# Given records
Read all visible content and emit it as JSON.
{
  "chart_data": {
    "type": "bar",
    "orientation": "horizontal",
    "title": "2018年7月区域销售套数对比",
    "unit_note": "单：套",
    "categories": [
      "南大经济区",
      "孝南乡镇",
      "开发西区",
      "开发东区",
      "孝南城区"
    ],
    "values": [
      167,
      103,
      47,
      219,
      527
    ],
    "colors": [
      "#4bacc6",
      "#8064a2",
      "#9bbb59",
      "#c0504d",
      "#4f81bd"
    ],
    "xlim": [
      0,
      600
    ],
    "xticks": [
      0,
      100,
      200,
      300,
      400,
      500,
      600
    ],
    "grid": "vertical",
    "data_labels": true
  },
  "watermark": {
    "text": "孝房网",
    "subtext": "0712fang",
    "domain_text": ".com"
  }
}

# Directions
Take the entries above and copy them out exactly.

# The response
Read all visible content and emit it as JSON.
{
  "chart_data": {
    "type": "bar",
    "orientation": "horizontal",
    "title": "2018年7月区域销售套数对比",
    "unit_note": "单：套",
    "categories": [
      "南大经济区",
      "孝南乡镇",
      "开发西区",
      "开发东区",
      "孝南城区"
    ],
    "values": [
      167,
      103,
      47,
      219,
      527
    ],
    "colors": [
      "#4bacc6",
      "#8064a2",
      "#9bbb59",
      "#c0504d",
      "#4f81bd"
    ],
    "xlim": [
      0,
      600
    ],
    "xticks": [
      0,
      100,
      200,
      300,
      400,
      500,
      600
    ],
    "grid": "vertical",
    "data_labels": true
  },
  "watermark": {
    "text": "孝房网",
    "subtext": "0712fang",
    "domain_text": ".com"
  }
}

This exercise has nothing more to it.